┌────────

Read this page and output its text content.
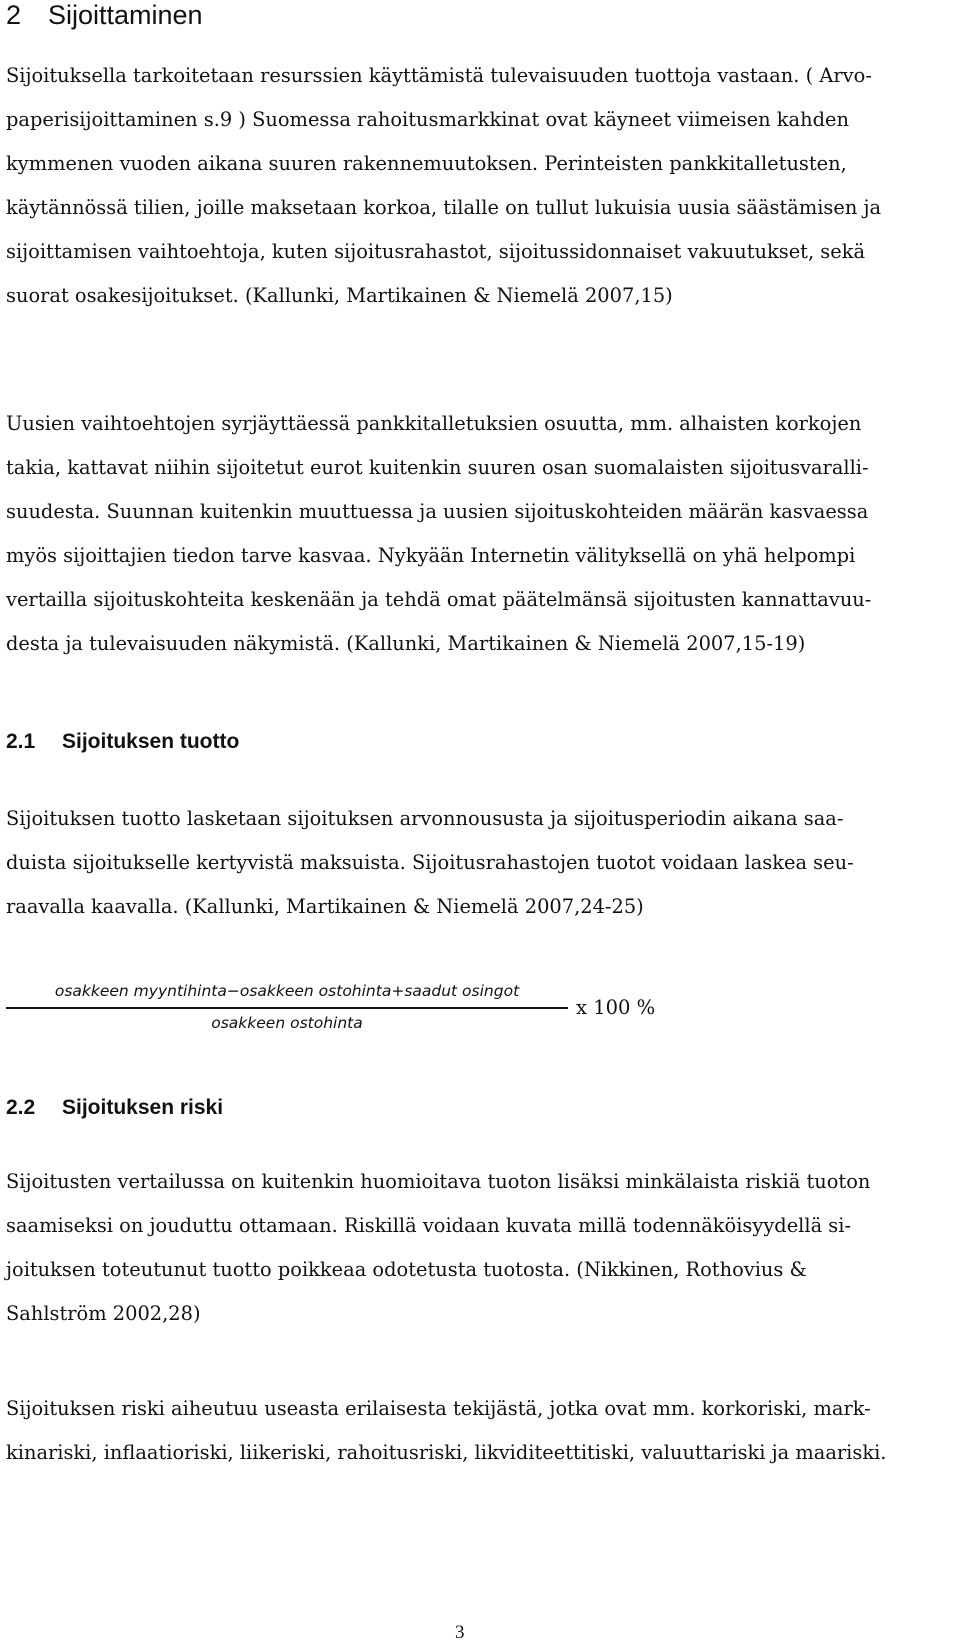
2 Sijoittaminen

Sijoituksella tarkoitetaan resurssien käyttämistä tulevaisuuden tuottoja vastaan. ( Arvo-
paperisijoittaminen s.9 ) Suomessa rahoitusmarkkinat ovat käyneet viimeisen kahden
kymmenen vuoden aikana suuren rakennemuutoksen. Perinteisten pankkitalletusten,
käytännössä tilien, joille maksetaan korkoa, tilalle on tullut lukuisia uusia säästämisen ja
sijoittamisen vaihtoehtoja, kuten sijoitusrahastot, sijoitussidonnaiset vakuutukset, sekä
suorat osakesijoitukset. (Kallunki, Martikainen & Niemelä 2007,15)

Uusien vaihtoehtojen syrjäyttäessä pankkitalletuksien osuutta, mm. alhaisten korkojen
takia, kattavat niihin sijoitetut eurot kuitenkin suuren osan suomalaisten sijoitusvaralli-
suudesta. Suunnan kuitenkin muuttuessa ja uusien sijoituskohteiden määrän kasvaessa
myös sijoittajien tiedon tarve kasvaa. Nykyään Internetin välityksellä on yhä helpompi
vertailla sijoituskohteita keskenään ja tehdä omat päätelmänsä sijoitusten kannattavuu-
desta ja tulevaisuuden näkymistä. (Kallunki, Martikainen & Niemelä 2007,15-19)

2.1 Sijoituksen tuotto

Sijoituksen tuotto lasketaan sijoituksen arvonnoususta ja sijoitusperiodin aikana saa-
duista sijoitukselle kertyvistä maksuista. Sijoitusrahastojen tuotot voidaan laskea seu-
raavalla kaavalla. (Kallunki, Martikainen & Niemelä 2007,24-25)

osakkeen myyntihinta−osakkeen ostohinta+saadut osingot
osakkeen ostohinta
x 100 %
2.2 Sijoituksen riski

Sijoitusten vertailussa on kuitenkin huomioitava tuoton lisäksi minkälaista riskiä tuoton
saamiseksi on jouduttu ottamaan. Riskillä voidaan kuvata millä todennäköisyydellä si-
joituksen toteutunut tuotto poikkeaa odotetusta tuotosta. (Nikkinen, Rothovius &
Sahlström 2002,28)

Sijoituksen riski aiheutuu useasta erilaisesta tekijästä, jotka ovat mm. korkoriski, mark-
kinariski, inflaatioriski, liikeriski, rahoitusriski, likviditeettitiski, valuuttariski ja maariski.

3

└────────
┌────────

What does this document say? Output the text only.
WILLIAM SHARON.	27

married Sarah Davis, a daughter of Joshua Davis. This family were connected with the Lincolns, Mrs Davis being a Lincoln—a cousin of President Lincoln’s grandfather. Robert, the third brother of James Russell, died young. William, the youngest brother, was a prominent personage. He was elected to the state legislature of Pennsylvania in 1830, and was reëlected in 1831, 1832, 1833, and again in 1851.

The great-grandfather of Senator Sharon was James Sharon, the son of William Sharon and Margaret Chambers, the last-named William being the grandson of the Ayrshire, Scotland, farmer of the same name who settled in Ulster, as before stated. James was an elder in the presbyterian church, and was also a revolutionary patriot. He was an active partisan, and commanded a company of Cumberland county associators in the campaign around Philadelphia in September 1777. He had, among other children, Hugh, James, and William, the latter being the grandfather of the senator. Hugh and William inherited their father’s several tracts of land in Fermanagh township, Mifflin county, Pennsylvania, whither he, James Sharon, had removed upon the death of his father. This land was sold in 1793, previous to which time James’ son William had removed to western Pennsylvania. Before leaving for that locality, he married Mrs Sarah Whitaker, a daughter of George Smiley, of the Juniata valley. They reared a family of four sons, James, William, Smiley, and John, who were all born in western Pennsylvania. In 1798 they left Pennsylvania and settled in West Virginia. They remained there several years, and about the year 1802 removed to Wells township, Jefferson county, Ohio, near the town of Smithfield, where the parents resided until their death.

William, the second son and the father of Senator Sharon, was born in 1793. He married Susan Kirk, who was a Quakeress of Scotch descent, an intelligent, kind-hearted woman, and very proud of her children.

└────────

### WHAT IS BEING ASKED:
Write out every line of the entries that holds the word "Martikainen".

### REPLY:
suorat osakesijoitukset. (Kallunki, Martikainen & Niemelä 2007,15)
desta ja tulevaisuuden näkymistä. (Kallunki, Martikainen & Niemelä 2007,15-19)
raavalla kaavalla. (Kallunki, Martikainen & Niemelä 2007,24-25)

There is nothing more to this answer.